* **Task brief**: Check each line for the string "structured", then give only how many lines have it.

BEGIN Extracted information

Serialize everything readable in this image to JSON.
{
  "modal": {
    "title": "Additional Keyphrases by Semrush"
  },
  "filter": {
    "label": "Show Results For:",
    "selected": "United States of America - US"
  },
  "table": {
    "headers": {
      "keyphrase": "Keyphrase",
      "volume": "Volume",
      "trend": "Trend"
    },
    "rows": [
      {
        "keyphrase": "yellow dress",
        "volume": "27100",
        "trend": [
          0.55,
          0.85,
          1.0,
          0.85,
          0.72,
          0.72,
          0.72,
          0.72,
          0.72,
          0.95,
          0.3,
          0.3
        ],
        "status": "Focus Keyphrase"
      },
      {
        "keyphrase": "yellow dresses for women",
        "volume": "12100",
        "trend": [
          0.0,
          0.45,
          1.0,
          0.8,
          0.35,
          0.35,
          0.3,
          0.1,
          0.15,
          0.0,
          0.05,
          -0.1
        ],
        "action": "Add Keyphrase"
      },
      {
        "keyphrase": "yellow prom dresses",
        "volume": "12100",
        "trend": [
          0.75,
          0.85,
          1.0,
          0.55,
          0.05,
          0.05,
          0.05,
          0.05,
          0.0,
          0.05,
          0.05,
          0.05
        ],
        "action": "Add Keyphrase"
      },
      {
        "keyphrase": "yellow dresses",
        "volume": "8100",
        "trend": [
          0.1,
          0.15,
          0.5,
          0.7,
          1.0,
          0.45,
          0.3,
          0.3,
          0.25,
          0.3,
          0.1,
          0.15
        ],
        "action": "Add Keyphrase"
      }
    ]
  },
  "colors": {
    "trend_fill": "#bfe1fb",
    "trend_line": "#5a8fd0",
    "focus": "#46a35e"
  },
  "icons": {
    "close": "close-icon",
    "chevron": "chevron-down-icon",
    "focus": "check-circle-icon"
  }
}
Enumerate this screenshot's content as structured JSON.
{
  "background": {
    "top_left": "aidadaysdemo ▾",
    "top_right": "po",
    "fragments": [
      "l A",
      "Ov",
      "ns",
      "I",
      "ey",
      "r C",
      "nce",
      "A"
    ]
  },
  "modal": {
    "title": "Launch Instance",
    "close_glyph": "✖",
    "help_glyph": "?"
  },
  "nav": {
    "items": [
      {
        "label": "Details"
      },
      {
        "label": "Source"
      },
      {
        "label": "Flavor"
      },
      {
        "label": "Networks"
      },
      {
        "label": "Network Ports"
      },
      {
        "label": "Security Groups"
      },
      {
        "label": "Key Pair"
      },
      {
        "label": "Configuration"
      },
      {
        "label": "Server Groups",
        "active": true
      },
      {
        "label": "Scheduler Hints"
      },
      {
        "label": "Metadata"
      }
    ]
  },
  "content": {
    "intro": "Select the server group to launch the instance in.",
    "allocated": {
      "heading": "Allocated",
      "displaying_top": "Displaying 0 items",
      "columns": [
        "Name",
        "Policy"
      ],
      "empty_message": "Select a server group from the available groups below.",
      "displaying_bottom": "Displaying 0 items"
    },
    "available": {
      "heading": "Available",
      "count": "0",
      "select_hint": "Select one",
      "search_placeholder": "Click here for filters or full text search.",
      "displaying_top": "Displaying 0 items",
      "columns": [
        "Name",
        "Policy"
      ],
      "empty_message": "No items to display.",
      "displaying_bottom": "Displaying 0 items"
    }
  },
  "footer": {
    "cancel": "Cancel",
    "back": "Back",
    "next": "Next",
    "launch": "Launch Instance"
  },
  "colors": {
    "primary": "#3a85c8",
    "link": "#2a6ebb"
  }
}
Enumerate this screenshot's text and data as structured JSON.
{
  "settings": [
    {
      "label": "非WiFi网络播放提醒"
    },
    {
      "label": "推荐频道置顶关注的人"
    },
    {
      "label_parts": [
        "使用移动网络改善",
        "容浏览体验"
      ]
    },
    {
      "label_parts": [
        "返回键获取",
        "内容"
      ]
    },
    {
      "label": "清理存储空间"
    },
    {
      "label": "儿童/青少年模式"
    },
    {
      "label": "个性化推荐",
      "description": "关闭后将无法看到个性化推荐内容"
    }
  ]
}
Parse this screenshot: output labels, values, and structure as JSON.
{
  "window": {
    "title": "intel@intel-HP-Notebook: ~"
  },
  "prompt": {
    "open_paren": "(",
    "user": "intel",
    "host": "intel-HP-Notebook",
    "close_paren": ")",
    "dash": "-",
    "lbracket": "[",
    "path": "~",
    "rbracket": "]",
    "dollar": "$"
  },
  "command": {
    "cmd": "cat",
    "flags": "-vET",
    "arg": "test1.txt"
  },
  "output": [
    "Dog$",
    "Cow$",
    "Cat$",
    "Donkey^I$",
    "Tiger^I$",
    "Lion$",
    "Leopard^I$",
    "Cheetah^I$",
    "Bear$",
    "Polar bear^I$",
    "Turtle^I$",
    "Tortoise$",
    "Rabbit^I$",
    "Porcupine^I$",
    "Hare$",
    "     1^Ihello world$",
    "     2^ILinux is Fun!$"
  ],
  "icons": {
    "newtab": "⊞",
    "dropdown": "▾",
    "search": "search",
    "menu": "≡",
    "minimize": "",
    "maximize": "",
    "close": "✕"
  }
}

END Extracted information

* **Output of the exercise**: 2